**Provided material**

— START —

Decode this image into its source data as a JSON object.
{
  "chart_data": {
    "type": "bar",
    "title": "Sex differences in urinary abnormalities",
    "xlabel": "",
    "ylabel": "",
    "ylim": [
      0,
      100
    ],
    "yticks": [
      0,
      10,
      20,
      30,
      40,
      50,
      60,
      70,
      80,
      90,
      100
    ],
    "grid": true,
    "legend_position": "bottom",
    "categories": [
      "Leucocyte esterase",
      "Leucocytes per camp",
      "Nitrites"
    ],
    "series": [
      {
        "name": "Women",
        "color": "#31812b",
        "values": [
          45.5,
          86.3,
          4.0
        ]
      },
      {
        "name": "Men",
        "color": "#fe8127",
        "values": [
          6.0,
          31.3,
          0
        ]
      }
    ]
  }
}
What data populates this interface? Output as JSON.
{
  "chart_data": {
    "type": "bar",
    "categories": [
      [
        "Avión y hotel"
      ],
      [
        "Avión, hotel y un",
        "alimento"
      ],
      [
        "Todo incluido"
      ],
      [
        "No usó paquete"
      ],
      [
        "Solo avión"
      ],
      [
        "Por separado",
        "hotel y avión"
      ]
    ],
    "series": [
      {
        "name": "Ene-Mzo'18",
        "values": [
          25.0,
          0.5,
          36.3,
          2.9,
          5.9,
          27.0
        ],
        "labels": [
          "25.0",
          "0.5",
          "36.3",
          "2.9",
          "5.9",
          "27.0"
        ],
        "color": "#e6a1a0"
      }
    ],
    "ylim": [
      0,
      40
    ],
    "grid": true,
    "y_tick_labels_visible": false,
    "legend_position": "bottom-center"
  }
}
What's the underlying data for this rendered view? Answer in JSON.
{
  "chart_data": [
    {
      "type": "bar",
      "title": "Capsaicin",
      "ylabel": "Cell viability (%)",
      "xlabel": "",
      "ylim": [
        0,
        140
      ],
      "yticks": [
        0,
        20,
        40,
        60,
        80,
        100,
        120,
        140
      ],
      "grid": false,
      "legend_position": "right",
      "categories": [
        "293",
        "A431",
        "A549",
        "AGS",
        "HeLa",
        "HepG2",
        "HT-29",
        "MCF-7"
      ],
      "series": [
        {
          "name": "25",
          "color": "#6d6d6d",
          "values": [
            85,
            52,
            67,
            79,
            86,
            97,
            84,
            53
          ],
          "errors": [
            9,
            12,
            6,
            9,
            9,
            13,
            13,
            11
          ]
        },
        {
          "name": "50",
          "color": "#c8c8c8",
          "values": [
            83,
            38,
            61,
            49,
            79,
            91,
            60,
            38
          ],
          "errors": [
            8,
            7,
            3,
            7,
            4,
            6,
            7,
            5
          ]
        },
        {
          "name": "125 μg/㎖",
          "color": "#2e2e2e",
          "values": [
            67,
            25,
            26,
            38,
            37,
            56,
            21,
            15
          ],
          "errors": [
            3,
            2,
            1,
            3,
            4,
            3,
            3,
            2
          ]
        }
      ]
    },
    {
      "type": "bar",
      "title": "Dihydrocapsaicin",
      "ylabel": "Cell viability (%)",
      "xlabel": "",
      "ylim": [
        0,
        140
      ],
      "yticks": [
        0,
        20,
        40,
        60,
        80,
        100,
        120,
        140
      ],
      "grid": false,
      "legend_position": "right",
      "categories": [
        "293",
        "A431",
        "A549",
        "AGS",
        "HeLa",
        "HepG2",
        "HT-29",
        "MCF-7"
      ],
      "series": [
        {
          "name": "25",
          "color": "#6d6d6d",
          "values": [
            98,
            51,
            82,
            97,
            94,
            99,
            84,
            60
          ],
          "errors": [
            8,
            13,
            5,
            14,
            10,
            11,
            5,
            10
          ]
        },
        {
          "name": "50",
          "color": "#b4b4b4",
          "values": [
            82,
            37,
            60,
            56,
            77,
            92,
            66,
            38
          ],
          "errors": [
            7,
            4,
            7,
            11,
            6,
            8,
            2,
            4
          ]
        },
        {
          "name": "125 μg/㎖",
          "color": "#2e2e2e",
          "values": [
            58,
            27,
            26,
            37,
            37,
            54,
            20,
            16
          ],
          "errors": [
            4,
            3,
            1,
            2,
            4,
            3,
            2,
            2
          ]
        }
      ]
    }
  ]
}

— END —

Output the data above exactly, please, line for line.

**Output of the exercise**
Decode this image into its source data as a JSON object.
{
  "chart_data": {
    "type": "bar",
    "title": "Sex differences in urinary abnormalities",
    "xlabel": "",
    "ylabel": "",
    "ylim": [
      0,
      100
    ],
    "yticks": [
      0,
      10,
      20,
      30,
      40,
      50,
      60,
      70,
      80,
      90,
      100
    ],
    "grid": true,
    "legend_position": "bottom",
    "categories": [
      "Leucocyte esterase",
      "Leucocytes per camp",
      "Nitrites"
    ],
    "series": [
      {
        "name": "Women",
        "color": "#31812b",
        "values": [
          45.5,
          86.3,
          4.0
        ]
      },
      {
        "name": "Men",
        "color": "#fe8127",
        "values": [
          6.0,
          31.3,
          0
        ]
      }
    ]
  }
}
What data populates this interface? Output as JSON.
{
  "chart_data": {
    "type": "bar",
    "categories": [
      [
        "Avión y hotel"
      ],
      [
        "Avión, hotel y un",
        "alimento"
      ],
      [
        "Todo incluido"
      ],
      [
        "No usó paquete"
      ],
      [
        "Solo avión"
      ],
      [
        "Por separado",
        "hotel y avión"
      ]
    ],
    "series": [
      {
        "name": "Ene-Mzo'18",
        "values": [
          25.0,
          0.5,
          36.3,
          2.9,
          5.9,
          27.0
        ],
        "labels": [
          "25.0",
          "0.5",
          "36.3",
          "2.9",
          "5.9",
          "27.0"
        ],
        "color": "#e6a1a0"
      }
    ],
    "ylim": [
      0,
      40
    ],
    "grid": true,
    "y_tick_labels_visible": false,
    "legend_position": "bottom-center"
  }
}
What's the underlying data for this rendered view? Answer in JSON.
{
  "chart_data": [
    {
      "type": "bar",
      "title": "Capsaicin",
      "ylabel": "Cell viability (%)",
      "xlabel": "",
      "ylim": [
        0,
        140
      ],
      "yticks": [
        0,
        20,
        40,
        60,
        80,
        100,
        120,
        140
      ],
      "grid": false,
      "legend_position": "right",
      "categories": [
        "293",
        "A431",
        "A549",
        "AGS",
        "HeLa",
        "HepG2",
        "HT-29",
        "MCF-7"
      ],
      "series": [
        {
          "name": "25",
          "color": "#6d6d6d",
          "values": [
            85,
            52,
            67,
            79,
            86,
            97,
            84,
            53
          ],
          "errors": [
            9,
            12,
            6,
            9,
            9,
            13,
            13,
            11
          ]
        },
        {
          "name": "50",
          "color": "#c8c8c8",
          "values": [
            83,
            38,
            61,
            49,
            79,
            91,
            60,
            38
          ],
          "errors": [
            8,
            7,
            3,
            7,
            4,
            6,
            7,
            5
          ]
        },
        {
          "name": "125 μg/㎖",
          "color": "#2e2e2e",
          "values": [
            67,
            25,
            26,
            38,
            37,
            56,
            21,
            15
          ],
          "errors": [
            3,
            2,
            1,
            3,
            4,
            3,
            3,
            2
          ]
        }
      ]
    },
    {
      "type": "bar",
      "title": "Dihydrocapsaicin",
      "ylabel": "Cell viability (%)",
      "xlabel": "",
      "ylim": [
        0,
        140
      ],
      "yticks": [
        0,
        20,
        40,
        60,
        80,
        100,
        120,
        140
      ],
      "grid": false,
      "legend_position": "right",
      "categories": [
        "293",
        "A431",
        "A549",
        "AGS",
        "HeLa",
        "HepG2",
        "HT-29",
        "MCF-7"
      ],
      "series": [
        {
          "name": "25",
          "color": "#6d6d6d",
          "values": [
            98,
            51,
            82,
            97,
            94,
            99,
            84,
            60
          ],
          "errors": [
            8,
            13,
            5,
            14,
            10,
            11,
            5,
            10
          ]
        },
        {
          "name": "50",
          "color": "#b4b4b4",
          "values": [
            82,
            37,
            60,
            56,
            77,
            92,
            66,
            38
          ],
          "errors": [
            7,
            4,
            7,
            11,
            6,
            8,
            2,
            4
          ]
        },
        {
          "name": "125 μg/㎖",
          "color": "#2e2e2e",
          "values": [
            58,
            27,
            26,
            37,
            37,
            54,
            20,
            16
          ],
          "errors": [
            4,
            3,
            1,
            2,
            4,
            3,
            2,
            2
          ]
        }
      ]
    }
  ]
}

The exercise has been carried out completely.